(Set task): Work through the data below and give the number of lines holding "page", nothing more.
╔══
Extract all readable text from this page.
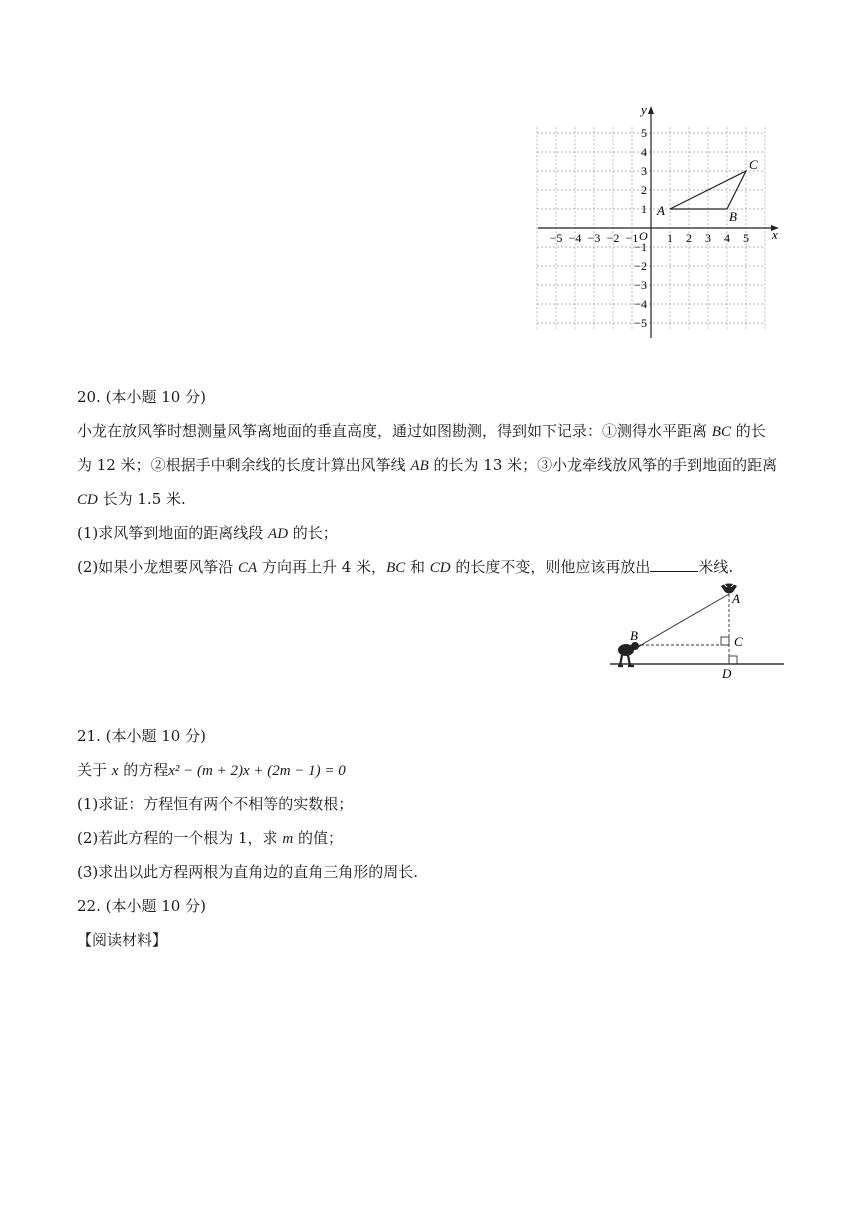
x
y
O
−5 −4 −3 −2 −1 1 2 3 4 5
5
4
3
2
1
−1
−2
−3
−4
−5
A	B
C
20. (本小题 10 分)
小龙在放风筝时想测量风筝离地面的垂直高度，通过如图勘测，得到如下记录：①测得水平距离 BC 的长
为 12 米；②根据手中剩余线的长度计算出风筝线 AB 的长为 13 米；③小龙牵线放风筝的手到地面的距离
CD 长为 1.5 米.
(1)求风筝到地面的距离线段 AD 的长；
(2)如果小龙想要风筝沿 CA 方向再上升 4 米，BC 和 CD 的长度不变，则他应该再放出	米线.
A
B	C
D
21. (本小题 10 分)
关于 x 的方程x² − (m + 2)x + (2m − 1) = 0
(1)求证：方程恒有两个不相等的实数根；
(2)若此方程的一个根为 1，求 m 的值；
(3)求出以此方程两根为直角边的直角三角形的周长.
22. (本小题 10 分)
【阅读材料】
╚══
╔══
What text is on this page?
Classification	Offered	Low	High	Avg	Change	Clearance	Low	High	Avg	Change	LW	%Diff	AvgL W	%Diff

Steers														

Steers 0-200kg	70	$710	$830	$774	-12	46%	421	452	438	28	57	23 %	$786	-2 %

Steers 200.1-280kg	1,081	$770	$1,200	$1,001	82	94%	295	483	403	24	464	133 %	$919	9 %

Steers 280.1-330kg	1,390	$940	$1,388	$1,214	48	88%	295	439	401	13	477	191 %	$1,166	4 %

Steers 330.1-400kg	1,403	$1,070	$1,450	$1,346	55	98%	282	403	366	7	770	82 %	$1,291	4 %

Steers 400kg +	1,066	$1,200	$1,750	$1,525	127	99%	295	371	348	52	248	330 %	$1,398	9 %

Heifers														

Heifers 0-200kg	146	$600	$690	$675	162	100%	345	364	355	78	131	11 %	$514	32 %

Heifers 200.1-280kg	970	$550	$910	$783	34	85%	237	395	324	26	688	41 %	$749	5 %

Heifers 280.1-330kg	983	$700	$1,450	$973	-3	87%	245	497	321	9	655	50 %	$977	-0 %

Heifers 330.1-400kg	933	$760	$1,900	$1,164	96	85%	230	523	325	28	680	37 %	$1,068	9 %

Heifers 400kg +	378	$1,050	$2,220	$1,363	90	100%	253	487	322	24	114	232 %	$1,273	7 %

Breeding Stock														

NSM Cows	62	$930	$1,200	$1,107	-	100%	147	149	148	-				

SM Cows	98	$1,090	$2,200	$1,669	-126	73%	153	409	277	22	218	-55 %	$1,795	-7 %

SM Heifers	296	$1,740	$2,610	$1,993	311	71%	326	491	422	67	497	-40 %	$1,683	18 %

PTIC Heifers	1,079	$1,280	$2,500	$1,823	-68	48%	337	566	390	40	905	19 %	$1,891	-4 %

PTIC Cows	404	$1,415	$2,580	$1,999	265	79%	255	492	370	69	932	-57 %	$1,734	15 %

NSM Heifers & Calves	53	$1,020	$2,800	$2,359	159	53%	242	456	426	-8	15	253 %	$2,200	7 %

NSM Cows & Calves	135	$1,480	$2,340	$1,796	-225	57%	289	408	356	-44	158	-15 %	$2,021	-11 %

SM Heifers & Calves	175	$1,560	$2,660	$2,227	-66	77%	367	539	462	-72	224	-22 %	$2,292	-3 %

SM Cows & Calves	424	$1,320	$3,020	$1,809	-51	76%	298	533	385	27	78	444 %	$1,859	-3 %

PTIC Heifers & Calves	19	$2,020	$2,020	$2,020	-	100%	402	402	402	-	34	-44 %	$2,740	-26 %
╚══
(The solution): 2